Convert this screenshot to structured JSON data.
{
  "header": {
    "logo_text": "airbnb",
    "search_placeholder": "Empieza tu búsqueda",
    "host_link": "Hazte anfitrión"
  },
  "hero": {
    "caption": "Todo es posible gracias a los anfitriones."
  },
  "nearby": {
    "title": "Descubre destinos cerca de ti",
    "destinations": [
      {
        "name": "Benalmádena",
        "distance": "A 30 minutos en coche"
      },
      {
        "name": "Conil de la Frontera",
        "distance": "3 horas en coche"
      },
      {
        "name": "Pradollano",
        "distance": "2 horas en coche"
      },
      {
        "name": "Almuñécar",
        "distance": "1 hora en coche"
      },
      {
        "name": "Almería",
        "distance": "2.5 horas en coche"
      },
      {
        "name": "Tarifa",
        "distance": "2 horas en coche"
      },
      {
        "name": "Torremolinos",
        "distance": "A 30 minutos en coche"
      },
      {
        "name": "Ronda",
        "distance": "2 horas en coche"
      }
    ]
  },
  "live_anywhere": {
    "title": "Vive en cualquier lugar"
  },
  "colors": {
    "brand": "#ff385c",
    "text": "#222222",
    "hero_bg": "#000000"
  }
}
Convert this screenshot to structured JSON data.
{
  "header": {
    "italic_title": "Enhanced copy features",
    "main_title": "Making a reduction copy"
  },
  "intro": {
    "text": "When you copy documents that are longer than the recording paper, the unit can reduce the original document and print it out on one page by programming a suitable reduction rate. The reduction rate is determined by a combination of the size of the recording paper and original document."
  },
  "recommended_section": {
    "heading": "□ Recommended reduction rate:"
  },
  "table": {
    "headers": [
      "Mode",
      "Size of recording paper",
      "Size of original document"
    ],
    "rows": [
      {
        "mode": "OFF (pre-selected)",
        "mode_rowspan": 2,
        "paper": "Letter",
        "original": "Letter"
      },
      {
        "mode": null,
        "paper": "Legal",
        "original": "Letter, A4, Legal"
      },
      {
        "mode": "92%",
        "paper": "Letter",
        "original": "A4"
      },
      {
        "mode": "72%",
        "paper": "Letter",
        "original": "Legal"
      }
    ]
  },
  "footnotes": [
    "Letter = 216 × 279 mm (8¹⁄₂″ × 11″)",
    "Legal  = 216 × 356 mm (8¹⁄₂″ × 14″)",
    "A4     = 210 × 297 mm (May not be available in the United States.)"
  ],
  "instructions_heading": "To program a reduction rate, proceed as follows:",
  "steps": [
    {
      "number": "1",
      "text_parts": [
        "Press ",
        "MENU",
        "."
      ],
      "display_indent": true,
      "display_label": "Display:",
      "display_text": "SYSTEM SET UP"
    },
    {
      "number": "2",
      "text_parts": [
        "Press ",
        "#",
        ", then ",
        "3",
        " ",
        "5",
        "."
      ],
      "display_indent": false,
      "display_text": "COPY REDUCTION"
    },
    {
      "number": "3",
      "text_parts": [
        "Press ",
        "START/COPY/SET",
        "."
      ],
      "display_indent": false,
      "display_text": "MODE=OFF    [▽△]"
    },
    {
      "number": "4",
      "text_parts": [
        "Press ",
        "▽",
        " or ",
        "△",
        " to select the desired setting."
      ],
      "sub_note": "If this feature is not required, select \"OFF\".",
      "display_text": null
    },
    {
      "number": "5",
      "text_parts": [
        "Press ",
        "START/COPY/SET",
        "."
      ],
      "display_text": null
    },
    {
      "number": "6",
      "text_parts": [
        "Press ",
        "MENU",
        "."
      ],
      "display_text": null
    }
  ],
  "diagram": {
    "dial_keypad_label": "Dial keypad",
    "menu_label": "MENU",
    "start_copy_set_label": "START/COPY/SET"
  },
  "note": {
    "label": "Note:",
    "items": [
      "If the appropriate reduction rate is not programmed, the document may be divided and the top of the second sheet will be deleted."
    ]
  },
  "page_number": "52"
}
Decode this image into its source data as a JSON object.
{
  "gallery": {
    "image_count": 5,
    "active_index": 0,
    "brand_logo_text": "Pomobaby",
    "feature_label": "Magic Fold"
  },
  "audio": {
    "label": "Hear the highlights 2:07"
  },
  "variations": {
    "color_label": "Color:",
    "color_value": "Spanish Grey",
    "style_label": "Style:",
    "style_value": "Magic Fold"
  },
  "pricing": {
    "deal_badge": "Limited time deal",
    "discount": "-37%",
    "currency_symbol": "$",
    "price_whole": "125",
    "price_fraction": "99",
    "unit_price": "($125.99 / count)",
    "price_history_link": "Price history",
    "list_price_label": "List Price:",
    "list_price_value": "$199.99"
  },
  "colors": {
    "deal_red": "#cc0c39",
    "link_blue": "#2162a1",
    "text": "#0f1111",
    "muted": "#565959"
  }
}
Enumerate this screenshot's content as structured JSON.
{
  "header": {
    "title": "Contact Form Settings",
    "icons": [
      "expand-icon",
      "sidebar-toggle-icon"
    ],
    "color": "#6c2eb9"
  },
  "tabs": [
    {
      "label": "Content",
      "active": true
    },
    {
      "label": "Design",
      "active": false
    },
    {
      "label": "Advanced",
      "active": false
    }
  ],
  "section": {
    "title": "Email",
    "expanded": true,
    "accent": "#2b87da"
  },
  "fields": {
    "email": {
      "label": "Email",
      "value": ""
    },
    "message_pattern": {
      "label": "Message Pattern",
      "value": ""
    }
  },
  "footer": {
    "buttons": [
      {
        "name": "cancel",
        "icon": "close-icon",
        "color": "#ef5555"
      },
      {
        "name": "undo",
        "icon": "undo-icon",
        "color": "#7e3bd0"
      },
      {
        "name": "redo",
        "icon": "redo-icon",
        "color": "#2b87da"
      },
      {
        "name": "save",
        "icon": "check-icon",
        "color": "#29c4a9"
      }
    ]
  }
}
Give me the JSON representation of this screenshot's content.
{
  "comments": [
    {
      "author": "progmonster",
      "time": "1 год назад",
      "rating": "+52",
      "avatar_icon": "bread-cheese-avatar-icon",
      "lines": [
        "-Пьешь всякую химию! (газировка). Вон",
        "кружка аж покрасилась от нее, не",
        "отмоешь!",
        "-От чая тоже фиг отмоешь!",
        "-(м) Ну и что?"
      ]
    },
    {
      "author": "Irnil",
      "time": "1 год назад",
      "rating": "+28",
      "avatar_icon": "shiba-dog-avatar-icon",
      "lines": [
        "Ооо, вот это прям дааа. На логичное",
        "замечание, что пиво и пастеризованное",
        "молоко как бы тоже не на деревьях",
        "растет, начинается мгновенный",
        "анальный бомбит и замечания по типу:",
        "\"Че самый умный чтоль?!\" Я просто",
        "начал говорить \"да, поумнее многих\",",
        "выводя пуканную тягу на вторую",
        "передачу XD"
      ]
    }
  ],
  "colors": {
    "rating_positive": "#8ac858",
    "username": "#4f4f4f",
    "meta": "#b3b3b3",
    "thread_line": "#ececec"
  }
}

######

* _Task prompt_:
Copy the data above exactly. Every line must be included.

* _Correct result_:
Convert this screenshot to structured JSON data.
{
  "header": {
    "logo_text": "airbnb",
    "search_placeholder": "Empieza tu búsqueda",
    "host_link": "Hazte anfitrión"
  },
  "hero": {
    "caption": "Todo es posible gracias a los anfitriones."
  },
  "nearby": {
    "title": "Descubre destinos cerca de ti",
    "destinations": [
      {
        "name": "Benalmádena",
        "distance": "A 30 minutos en coche"
      },
      {
        "name": "Conil de la Frontera",
        "distance": "3 horas en coche"
      },
      {
        "name": "Pradollano",
        "distance": "2 horas en coche"
      },
      {
        "name": "Almuñécar",
        "distance": "1 hora en coche"
      },
      {
        "name": "Almería",
        "distance": "2.5 horas en coche"
      },
      {
        "name": "Tarifa",
        "distance": "2 horas en coche"
      },
      {
        "name": "Torremolinos",
        "distance": "A 30 minutos en coche"
      },
      {
        "name": "Ronda",
        "distance": "2 horas en coche"
      }
    ]
  },
  "live_anywhere": {
    "title": "Vive en cualquier lugar"
  },
  "colors": {
    "brand": "#ff385c",
    "text": "#222222",
    "hero_bg": "#000000"
  }
}
Convert this screenshot to structured JSON data.
{
  "header": {
    "italic_title": "Enhanced copy features",
    "main_title": "Making a reduction copy"
  },
  "intro": {
    "text": "When you copy documents that are longer than the recording paper, the unit can reduce the original document and print it out on one page by programming a suitable reduction rate. The reduction rate is determined by a combination of the size of the recording paper and original document."
  },
  "recommended_section": {
    "heading": "□ Recommended reduction rate:"
  },
  "table": {
    "headers": [
      "Mode",
      "Size of recording paper",
      "Size of original document"
    ],
    "rows": [
      {
        "mode": "OFF (pre-selected)",
        "mode_rowspan": 2,
        "paper": "Letter",
        "original": "Letter"
      },
      {
        "mode": null,
        "paper": "Legal",
        "original": "Letter, A4, Legal"
      },
      {
        "mode": "92%",
        "paper": "Letter",
        "original": "A4"
      },
      {
        "mode": "72%",
        "paper": "Letter",
        "original": "Legal"
      }
    ]
  },
  "footnotes": [
    "Letter = 216 × 279 mm (8¹⁄₂″ × 11″)",
    "Legal  = 216 × 356 mm (8¹⁄₂″ × 14″)",
    "A4     = 210 × 297 mm (May not be available in the United States.)"
  ],
  "instructions_heading": "To program a reduction rate, proceed as follows:",
  "steps": [
    {
      "number": "1",
      "text_parts": [
        "Press ",
        "MENU",
        "."
      ],
      "display_indent": true,
      "display_label": "Display:",
      "display_text": "SYSTEM SET UP"
    },
    {
      "number": "2",
      "text_parts": [
        "Press ",
        "#",
        ", then ",
        "3",
        " ",
        "5",
        "."
      ],
      "display_indent": false,
      "display_text": "COPY REDUCTION"
    },
    {
      "number": "3",
      "text_parts": [
        "Press ",
        "START/COPY/SET",
        "."
      ],
      "display_indent": false,
      "display_text": "MODE=OFF    [▽△]"
    },
    {
      "number": "4",
      "text_parts": [
        "Press ",
        "▽",
        " or ",
        "△",
        " to select the desired setting."
      ],
      "sub_note": "If this feature is not required, select \"OFF\".",
      "display_text": null
    },
    {
      "number": "5",
      "text_parts": [
        "Press ",
        "START/COPY/SET",
        "."
      ],
      "display_text": null
    },
    {
      "number": "6",
      "text_parts": [
        "Press ",
        "MENU",
        "."
      ],
      "display_text": null
    }
  ],
  "diagram": {
    "dial_keypad_label": "Dial keypad",
    "menu_label": "MENU",
    "start_copy_set_label": "START/COPY/SET"
  },
  "note": {
    "label": "Note:",
    "items": [
      "If the appropriate reduction rate is not programmed, the document may be divided and the top of the second sheet will be deleted."
    ]
  },
  "page_number": "52"
}
Decode this image into its source data as a JSON object.
{
  "gallery": {
    "image_count": 5,
    "active_index": 0,
    "brand_logo_text": "Pomobaby",
    "feature_label": "Magic Fold"
  },
  "audio": {
    "label": "Hear the highlights 2:07"
  },
  "variations": {
    "color_label": "Color:",
    "color_value": "Spanish Grey",
    "style_label": "Style:",
    "style_value": "Magic Fold"
  },
  "pricing": {
    "deal_badge": "Limited time deal",
    "discount": "-37%",
    "currency_symbol": "$",
    "price_whole": "125",
    "price_fraction": "99",
    "unit_price": "($125.99 / count)",
    "price_history_link": "Price history",
    "list_price_label": "List Price:",
    "list_price_value": "$199.99"
  },
  "colors": {
    "deal_red": "#cc0c39",
    "link_blue": "#2162a1",
    "text": "#0f1111",
    "muted": "#565959"
  }
}
Enumerate this screenshot's content as structured JSON.
{
  "header": {
    "title": "Contact Form Settings",
    "icons": [
      "expand-icon",
      "sidebar-toggle-icon"
    ],
    "color": "#6c2eb9"
  },
  "tabs": [
    {
      "label": "Content",
      "active": true
    },
    {
      "label": "Design",
      "active": false
    },
    {
      "label": "Advanced",
      "active": false
    }
  ],
  "section": {
    "title": "Email",
    "expanded": true,
    "accent": "#2b87da"
  },
  "fields": {
    "email": {
      "label": "Email",
      "value": ""
    },
    "message_pattern": {
      "label": "Message Pattern",
      "value": ""
    }
  },
  "footer": {
    "buttons": [
      {
        "name": "cancel",
        "icon": "close-icon",
        "color": "#ef5555"
      },
      {
        "name": "undo",
        "icon": "undo-icon",
        "color": "#7e3bd0"
      },
      {
        "name": "redo",
        "icon": "redo-icon",
        "color": "#2b87da"
      },
      {
        "name": "save",
        "icon": "check-icon",
        "color": "#29c4a9"
      }
    ]
  }
}
Give me the JSON representation of this screenshot's content.
{
  "comments": [
    {
      "author": "progmonster",
      "time": "1 год назад",
      "rating": "+52",
      "avatar_icon": "bread-cheese-avatar-icon",
      "lines": [
        "-Пьешь всякую химию! (газировка). Вон",
        "кружка аж покрасилась от нее, не",
        "отмоешь!",
        "-От чая тоже фиг отмоешь!",
        "-(м) Ну и что?"
      ]
    },
    {
      "author": "Irnil",
      "time": "1 год назад",
      "rating": "+28",
      "avatar_icon": "shiba-dog-avatar-icon",
      "lines": [
        "Ооо, вот это прям дааа. На логичное",
        "замечание, что пиво и пастеризованное",
        "молоко как бы тоже не на деревьях",
        "растет, начинается мгновенный",
        "анальный бомбит и замечания по типу:",
        "\"Че самый умный чтоль?!\" Я просто",
        "начал говорить \"да, поумнее многих\",",
        "выводя пуканную тягу на вторую",
        "передачу XD"
      ]
    }
  ],
  "colors": {
    "rating_positive": "#8ac858",
    "username": "#4f4f4f",
    "meta": "#b3b3b3",
    "thread_line": "#ececec"
  }
}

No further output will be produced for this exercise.